__Problem description__: Here are some entries; quote each one exactly.

__Data__:
----------------
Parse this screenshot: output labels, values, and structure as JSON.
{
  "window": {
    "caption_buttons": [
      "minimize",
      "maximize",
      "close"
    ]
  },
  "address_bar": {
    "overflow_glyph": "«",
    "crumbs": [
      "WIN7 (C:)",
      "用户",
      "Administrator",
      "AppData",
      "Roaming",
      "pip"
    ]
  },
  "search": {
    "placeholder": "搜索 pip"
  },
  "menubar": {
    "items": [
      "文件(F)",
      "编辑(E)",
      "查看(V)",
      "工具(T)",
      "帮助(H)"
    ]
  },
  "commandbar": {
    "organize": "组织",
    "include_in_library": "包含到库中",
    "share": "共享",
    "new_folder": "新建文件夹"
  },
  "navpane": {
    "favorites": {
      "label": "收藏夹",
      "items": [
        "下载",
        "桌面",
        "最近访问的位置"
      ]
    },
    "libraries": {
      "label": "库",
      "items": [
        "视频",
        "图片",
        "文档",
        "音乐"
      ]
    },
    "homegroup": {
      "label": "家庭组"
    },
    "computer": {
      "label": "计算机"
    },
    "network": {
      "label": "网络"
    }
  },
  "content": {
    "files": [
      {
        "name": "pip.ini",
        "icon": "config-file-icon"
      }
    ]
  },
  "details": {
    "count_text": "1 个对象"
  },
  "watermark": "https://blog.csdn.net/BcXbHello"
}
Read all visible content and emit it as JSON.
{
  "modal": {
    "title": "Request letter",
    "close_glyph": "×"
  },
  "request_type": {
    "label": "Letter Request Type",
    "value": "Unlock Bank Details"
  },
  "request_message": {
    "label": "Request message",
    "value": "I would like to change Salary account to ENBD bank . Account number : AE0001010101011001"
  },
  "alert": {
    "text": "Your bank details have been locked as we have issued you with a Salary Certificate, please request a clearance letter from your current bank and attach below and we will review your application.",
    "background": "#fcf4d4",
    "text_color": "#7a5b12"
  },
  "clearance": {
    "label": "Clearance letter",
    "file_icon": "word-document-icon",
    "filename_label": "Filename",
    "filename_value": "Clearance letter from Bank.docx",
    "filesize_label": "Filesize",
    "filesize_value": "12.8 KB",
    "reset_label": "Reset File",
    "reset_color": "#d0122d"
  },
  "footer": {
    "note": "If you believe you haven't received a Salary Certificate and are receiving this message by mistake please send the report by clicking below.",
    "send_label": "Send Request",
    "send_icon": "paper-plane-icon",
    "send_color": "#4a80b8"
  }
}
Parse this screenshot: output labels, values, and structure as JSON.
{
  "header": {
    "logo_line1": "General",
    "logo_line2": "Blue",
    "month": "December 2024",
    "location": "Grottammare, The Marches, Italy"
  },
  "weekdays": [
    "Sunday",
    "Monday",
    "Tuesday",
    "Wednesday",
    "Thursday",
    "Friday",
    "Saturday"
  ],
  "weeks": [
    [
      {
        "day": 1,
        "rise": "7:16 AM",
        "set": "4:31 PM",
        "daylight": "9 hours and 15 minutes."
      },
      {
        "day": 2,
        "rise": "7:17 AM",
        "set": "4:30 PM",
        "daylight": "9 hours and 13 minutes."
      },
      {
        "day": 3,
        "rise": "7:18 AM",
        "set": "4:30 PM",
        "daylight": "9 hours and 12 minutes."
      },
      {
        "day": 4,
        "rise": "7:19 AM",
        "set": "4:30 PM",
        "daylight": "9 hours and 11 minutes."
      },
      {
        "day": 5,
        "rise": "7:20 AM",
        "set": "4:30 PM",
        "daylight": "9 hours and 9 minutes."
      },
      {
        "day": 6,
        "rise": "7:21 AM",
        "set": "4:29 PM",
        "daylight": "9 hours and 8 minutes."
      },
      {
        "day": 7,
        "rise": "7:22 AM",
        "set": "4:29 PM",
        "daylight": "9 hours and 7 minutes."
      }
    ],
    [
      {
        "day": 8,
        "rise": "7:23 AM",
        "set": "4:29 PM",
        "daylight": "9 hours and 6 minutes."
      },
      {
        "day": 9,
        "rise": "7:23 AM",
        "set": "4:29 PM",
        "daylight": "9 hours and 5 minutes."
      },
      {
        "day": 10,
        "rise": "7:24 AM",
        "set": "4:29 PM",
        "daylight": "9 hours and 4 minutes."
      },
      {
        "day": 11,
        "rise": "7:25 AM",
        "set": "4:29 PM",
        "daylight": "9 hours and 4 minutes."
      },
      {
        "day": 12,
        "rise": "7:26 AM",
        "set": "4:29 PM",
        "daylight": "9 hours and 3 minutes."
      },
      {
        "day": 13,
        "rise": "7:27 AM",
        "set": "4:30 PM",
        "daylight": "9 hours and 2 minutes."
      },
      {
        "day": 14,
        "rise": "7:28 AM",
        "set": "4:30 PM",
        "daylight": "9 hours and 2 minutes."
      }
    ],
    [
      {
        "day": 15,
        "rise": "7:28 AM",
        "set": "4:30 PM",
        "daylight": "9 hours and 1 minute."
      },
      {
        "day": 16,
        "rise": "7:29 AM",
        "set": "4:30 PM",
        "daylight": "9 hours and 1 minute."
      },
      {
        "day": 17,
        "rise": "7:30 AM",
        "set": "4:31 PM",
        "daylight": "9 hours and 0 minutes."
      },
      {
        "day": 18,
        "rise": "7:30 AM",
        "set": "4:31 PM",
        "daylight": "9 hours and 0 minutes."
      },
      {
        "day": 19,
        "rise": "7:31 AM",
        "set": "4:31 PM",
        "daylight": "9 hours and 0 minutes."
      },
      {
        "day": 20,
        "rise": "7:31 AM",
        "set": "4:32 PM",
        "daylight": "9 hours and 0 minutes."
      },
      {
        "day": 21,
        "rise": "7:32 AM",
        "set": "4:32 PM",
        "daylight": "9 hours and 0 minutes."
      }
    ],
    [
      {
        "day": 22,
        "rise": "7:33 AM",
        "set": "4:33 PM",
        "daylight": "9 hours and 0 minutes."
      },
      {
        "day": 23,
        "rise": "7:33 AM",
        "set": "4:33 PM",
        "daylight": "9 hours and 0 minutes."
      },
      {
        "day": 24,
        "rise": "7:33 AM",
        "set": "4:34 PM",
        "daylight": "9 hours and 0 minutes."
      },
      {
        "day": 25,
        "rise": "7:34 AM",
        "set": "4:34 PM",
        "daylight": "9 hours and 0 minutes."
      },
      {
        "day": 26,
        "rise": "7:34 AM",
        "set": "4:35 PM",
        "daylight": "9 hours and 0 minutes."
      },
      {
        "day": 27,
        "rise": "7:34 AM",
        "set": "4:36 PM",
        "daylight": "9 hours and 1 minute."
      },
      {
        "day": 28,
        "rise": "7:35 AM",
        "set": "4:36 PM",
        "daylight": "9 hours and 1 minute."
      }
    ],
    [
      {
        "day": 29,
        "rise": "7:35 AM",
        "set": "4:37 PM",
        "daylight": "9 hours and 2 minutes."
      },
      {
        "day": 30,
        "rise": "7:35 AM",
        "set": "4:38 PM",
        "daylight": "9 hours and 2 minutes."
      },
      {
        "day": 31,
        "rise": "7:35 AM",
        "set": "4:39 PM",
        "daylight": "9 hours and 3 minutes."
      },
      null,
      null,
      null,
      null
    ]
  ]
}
----------------
__Problem solution__:
Parse this screenshot: output labels, values, and structure as JSON.
{
  "window": {
    "caption_buttons": [
      "minimize",
      "maximize",
      "close"
    ]
  },
  "address_bar": {
    "overflow_glyph": "«",
    "crumbs": [
      "WIN7 (C:)",
      "用户",
      "Administrator",
      "AppData",
      "Roaming",
      "pip"
    ]
  },
  "search": {
    "placeholder": "搜索 pip"
  },
  "menubar": {
    "items": [
      "文件(F)",
      "编辑(E)",
      "查看(V)",
      "工具(T)",
      "帮助(H)"
    ]
  },
  "commandbar": {
    "organize": "组织",
    "include_in_library": "包含到库中",
    "share": "共享",
    "new_folder": "新建文件夹"
  },
  "navpane": {
    "favorites": {
      "label": "收藏夹",
      "items": [
        "下载",
        "桌面",
        "最近访问的位置"
      ]
    },
    "libraries": {
      "label": "库",
      "items": [
        "视频",
        "图片",
        "文档",
        "音乐"
      ]
    },
    "homegroup": {
      "label": "家庭组"
    },
    "computer": {
      "label": "计算机"
    },
    "network": {
      "label": "网络"
    }
  },
  "content": {
    "files": [
      {
        "name": "pip.ini",
        "icon": "config-file-icon"
      }
    ]
  },
  "details": {
    "count_text": "1 个对象"
  },
  "watermark": "https://blog.csdn.net/BcXbHello"
}
Read all visible content and emit it as JSON.
{
  "modal": {
    "title": "Request letter",
    "close_glyph": "×"
  },
  "request_type": {
    "label": "Letter Request Type",
    "value": "Unlock Bank Details"
  },
  "request_message": {
    "label": "Request message",
    "value": "I would like to change Salary account to ENBD bank . Account number : AE0001010101011001"
  },
  "alert": {
    "text": "Your bank details have been locked as we have issued you with a Salary Certificate, please request a clearance letter from your current bank and attach below and we will review your application.",
    "background": "#fcf4d4",
    "text_color": "#7a5b12"
  },
  "clearance": {
    "label": "Clearance letter",
    "file_icon": "word-document-icon",
    "filename_label": "Filename",
    "filename_value": "Clearance letter from Bank.docx",
    "filesize_label": "Filesize",
    "filesize_value": "12.8 KB",
    "reset_label": "Reset File",
    "reset_color": "#d0122d"
  },
  "footer": {
    "note": "If you believe you haven't received a Salary Certificate and are receiving this message by mistake please send the report by clicking below.",
    "send_label": "Send Request",
    "send_icon": "paper-plane-icon",
    "send_color": "#4a80b8"
  }
}
Parse this screenshot: output labels, values, and structure as JSON.
{
  "header": {
    "logo_line1": "General",
    "logo_line2": "Blue",
    "month": "December 2024",
    "location": "Grottammare, The Marches, Italy"
  },
  "weekdays": [
    "Sunday",
    "Monday",
    "Tuesday",
    "Wednesday",
    "Thursday",
    "Friday",
    "Saturday"
  ],
  "weeks": [
    [
      {
        "day": 1,
        "rise": "7:16 AM",
        "set": "4:31 PM",
        "daylight": "9 hours and 15 minutes."
      },
      {
        "day": 2,
        "rise": "7:17 AM",
        "set": "4:30 PM",
        "daylight": "9 hours and 13 minutes."
      },
      {
        "day": 3,
        "rise": "7:18 AM",
        "set": "4:30 PM",
        "daylight": "9 hours and 12 minutes."
      },
      {
        "day": 4,
        "rise": "7:19 AM",
        "set": "4:30 PM",
        "daylight": "9 hours and 11 minutes."
      },
      {
        "day": 5,
        "rise": "7:20 AM",
        "set": "4:30 PM",
        "daylight": "9 hours and 9 minutes."
      },
      {
        "day": 6,
        "rise": "7:21 AM",
        "set": "4:29 PM",
        "daylight": "9 hours and 8 minutes."
      },
      {
        "day": 7,
        "rise": "7:22 AM",
        "set": "4:29 PM",
        "daylight": "9 hours and 7 minutes."
      }
    ],
    [
      {
        "day": 8,
        "rise": "7:23 AM",
        "set": "4:29 PM",
        "daylight": "9 hours and 6 minutes."
      },
      {
        "day": 9,
        "rise": "7:23 AM",
        "set": "4:29 PM",
        "daylight": "9 hours and 5 minutes."
      },
      {
        "day": 10,
        "rise": "7:24 AM",
        "set": "4:29 PM",
        "daylight": "9 hours and 4 minutes."
      },
      {
        "day": 11,
        "rise": "7:25 AM",
        "set": "4:29 PM",
        "daylight": "9 hours and 4 minutes."
      },
      {
        "day": 12,
        "rise": "7:26 AM",
        "set": "4:29 PM",
        "daylight": "9 hours and 3 minutes."
      },
      {
        "day": 13,
        "rise": "7:27 AM",
        "set": "4:30 PM",
        "daylight": "9 hours and 2 minutes."
      },
      {
        "day": 14,
        "rise": "7:28 AM",
        "set": "4:30 PM",
        "daylight": "9 hours and 2 minutes."
      }
    ],
    [
      {
        "day": 15,
        "rise": "7:28 AM",
        "set": "4:30 PM",
        "daylight": "9 hours and 1 minute."
      },
      {
        "day": 16,
        "rise": "7:29 AM",
        "set": "4:30 PM",
        "daylight": "9 hours and 1 minute."
      },
      {
        "day": 17,
        "rise": "7:30 AM",
        "set": "4:31 PM",
        "daylight": "9 hours and 0 minutes."
      },
      {
        "day": 18,
        "rise": "7:30 AM",
        "set": "4:31 PM",
        "daylight": "9 hours and 0 minutes."
      },
      {
        "day": 19,
        "rise": "7:31 AM",
        "set": "4:31 PM",
        "daylight": "9 hours and 0 minutes."
      },
      {
        "day": 20,
        "rise": "7:31 AM",
        "set": "4:32 PM",
        "daylight": "9 hours and 0 minutes."
      },
      {
        "day": 21,
        "rise": "7:32 AM",
        "set": "4:32 PM",
        "daylight": "9 hours and 0 minutes."
      }
    ],
    [
      {
        "day": 22,
        "rise": "7:33 AM",
        "set": "4:33 PM",
        "daylight": "9 hours and 0 minutes."
      },
      {
        "day": 23,
        "rise": "7:33 AM",
        "set": "4:33 PM",
        "daylight": "9 hours and 0 minutes."
      },
      {
        "day": 24,
        "rise": "7:33 AM",
        "set": "4:34 PM",
        "daylight": "9 hours and 0 minutes."
      },
      {
        "day": 25,
        "rise": "7:34 AM",
        "set": "4:34 PM",
        "daylight": "9 hours and 0 minutes."
      },
      {
        "day": 26,
        "rise": "7:34 AM",
        "set": "4:35 PM",
        "daylight": "9 hours and 0 minutes."
      },
      {
        "day": 27,
        "rise": "7:34 AM",
        "set": "4:36 PM",
        "daylight": "9 hours and 1 minute."
      },
      {
        "day": 28,
        "rise": "7:35 AM",
        "set": "4:36 PM",
        "daylight": "9 hours and 1 minute."
      }
    ],
    [
      {
        "day": 29,
        "rise": "7:35 AM",
        "set": "4:37 PM",
        "daylight": "9 hours and 2 minutes."
      },
      {
        "day": 30,
        "rise": "7:35 AM",
        "set": "4:38 PM",
        "daylight": "9 hours and 2 minutes."
      },
      {
        "day": 31,
        "rise": "7:35 AM",
        "set": "4:39 PM",
        "daylight": "9 hours and 3 minutes."
      },
      null,
      null,
      null,
      null
    ]
  ]
}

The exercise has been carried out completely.